Opdrachten
1 > Haal uit de tekst over de AOW-uitkering letterlijk het stuk dat begint met "2 ongehuwde AOW'ers" en doorloopt tot en met "een huisbezoek afgelegd.".
2 > Geef bij elke bewering of ze klopt met de tekst over de AOW-uitkering, met ja of nee en de doorslaggevende woorden letterlijk geciteerd: (a) Voor een gezamenlijke huishouding is een liefdesrelatie nodig. (b) Twee ongehuwde AOW'ers die samenwonen zonder gezamenlijke huishouding krijgen elk de hoge uitkering. (c) De SVB kan een huisbezoek afleggen.

Gegeven tekst
# # #
Gaat het om twee AOW'ers waarvan één in een zorginstelling woont en een derde persoon (5), dan hangt de uitkering af van de keuze die gemaakt wordt en of met de derde een gezamenlijke huishouding wordt gevoerd. In dat laatste geval zal 2x50% of 1x50% (degene die een gezamenlijk huishouden met derde voert) en 1x70% (degene in zorginstelling) van toepassing zijn.

Van een gezamenlijke huishouding is sprake als twee personen hun hoofdverblijf hebben in dezelfde woning en zorg dragen voor elkaar, door onder meer bij te dragen in de woonlasten en andere kosten in de huishouding. Het hoeft geen liefdesrelatie te zijn.

2 ongehuwde AOW'ers

Het hebben van een gezamenlijke huishouding kan ook bepalen of twee ongehuwde AOW'ers een hoge of lage uitkering ontvangen. Bekijk hieronder de uitkering bij woonsituaties van twee ongehuwde AOW'ers.

Als AOW'ers niet gehuwd zijn dan is het waarschijnlijker dat elk de hoge alleenstaanden uitkering krijgt. Dit is niet het geval als de twee ongehuwde AOW'ers samenwonen en een gezamenlijke huishouding voeren (7). Bij samenwonend en géén gezamenlijke huishouding (8) is wel voor elk de hoge uitkering van toepassing.

Er is bijvoorbeeld sprake van een gezamenlijke huishouding als mensen gehuwd waren, samen een kind hebben of een samenlevingscontract hebben. De SVB zegt situaties individueel te beoordelen aan de hand van informatie die burgers geven en vragenlijsten die worden gehanteerd. Eventueel wordt een huisbezoek afgelegd.
# # #
Aangeleverd materiaal
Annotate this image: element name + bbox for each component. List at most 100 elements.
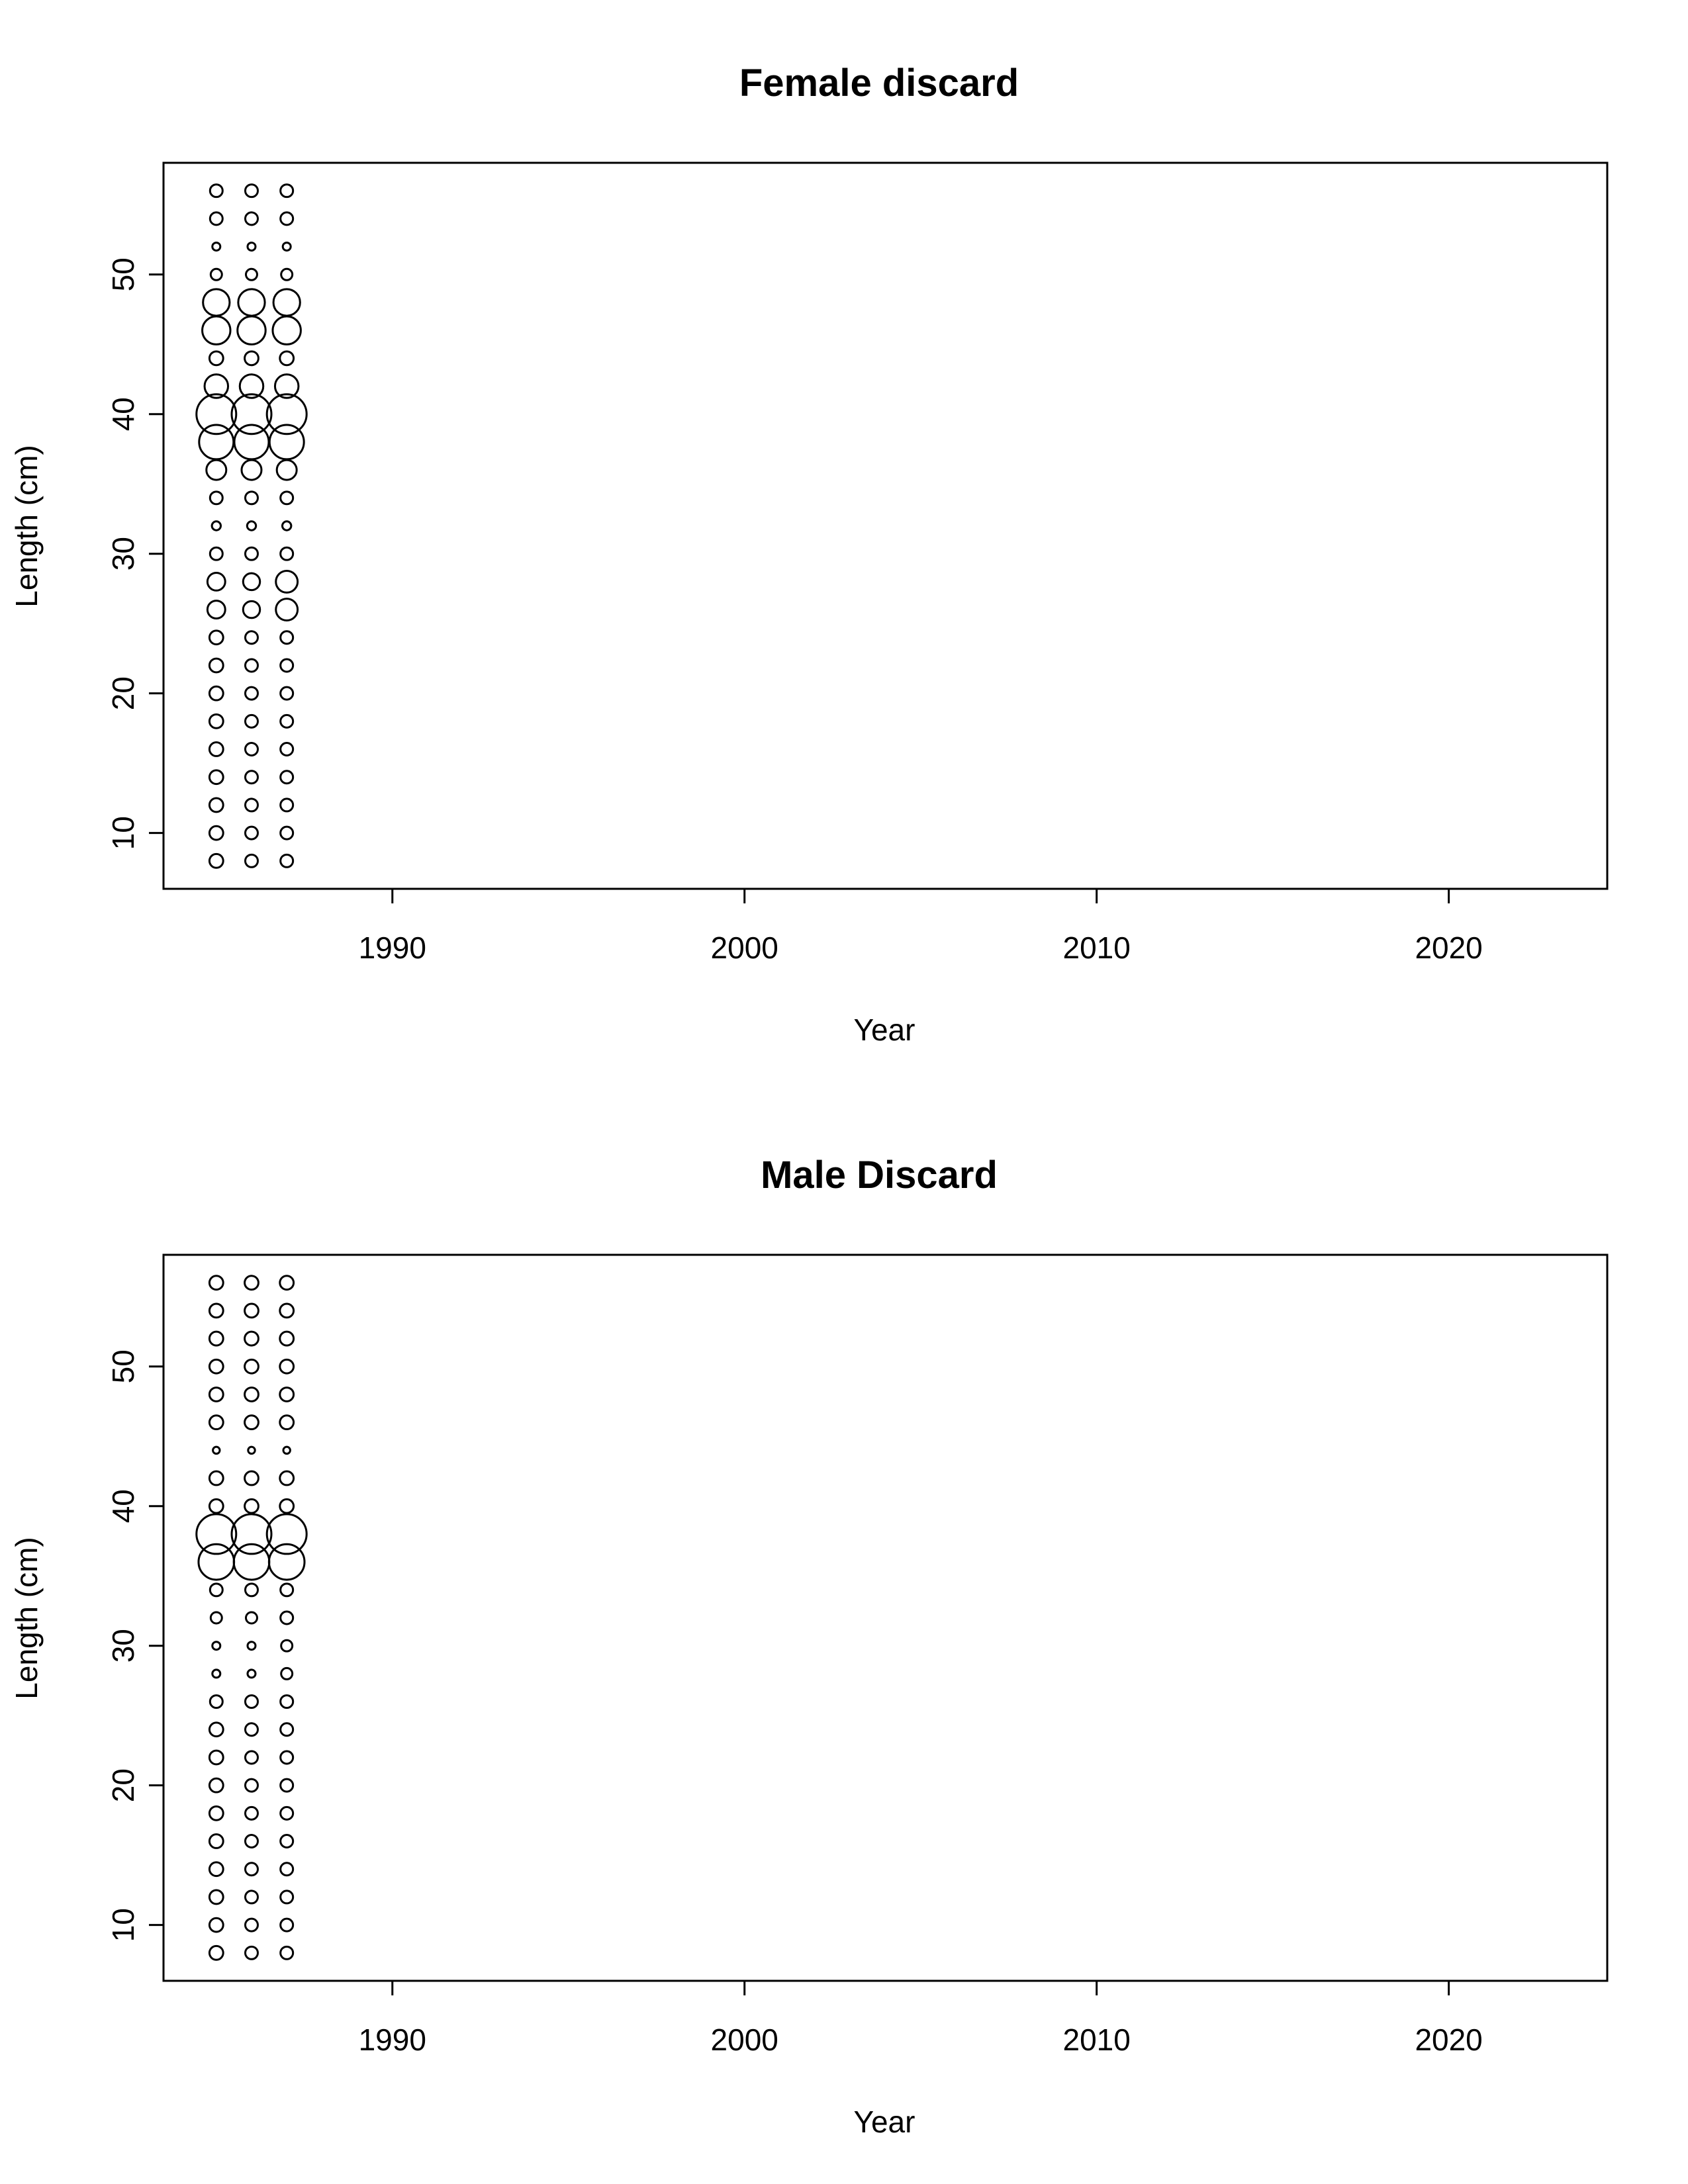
# # #
Antwoorden
1 >
2 ongehuwde AOW'ers

Het hebben van een gezamenlijke huishouding kan ook bepalen of twee ongehuwde AOW'ers een hoge of lage uitkering ontvangen. Bekijk hieronder de uitkering bij woonsituaties van twee ongehuwde AOW'ers.

Als AOW'ers niet gehuwd zijn dan is het waarschijnlijker dat elk de hoge alleenstaanden uitkering krijgt. Dit is niet het geval als de twee ongehuwde AOW'ers samenwonen en een gezamenlijke huishouding voeren (7). Bij samenwonend en géén gezamenlijke huishouding (8) is wel voor elk de hoge uitkering van toepassing.

Er is bijvoorbeeld sprake van een gezamenlijke huishouding als mensen gehuwd waren, samen een kind hebben of een samenlevingscontract hebben. De SVB zegt situaties individueel te beoordelen aan de hand van informatie die burgers geven en vragenlijsten die worden gehanteerd. Eventueel wordt een huisbezoek afgelegd.

2 >
(a) Nee: "Het hoeft geen liefdesrelatie te zijn."
(b) Ja: "Bij samenwonend en géén gezamenlijke huishouding (8) is wel voor elk de hoge uitkering van toepassing."
(c) Ja: "Eventueel wordt een huisbezoek afgelegd."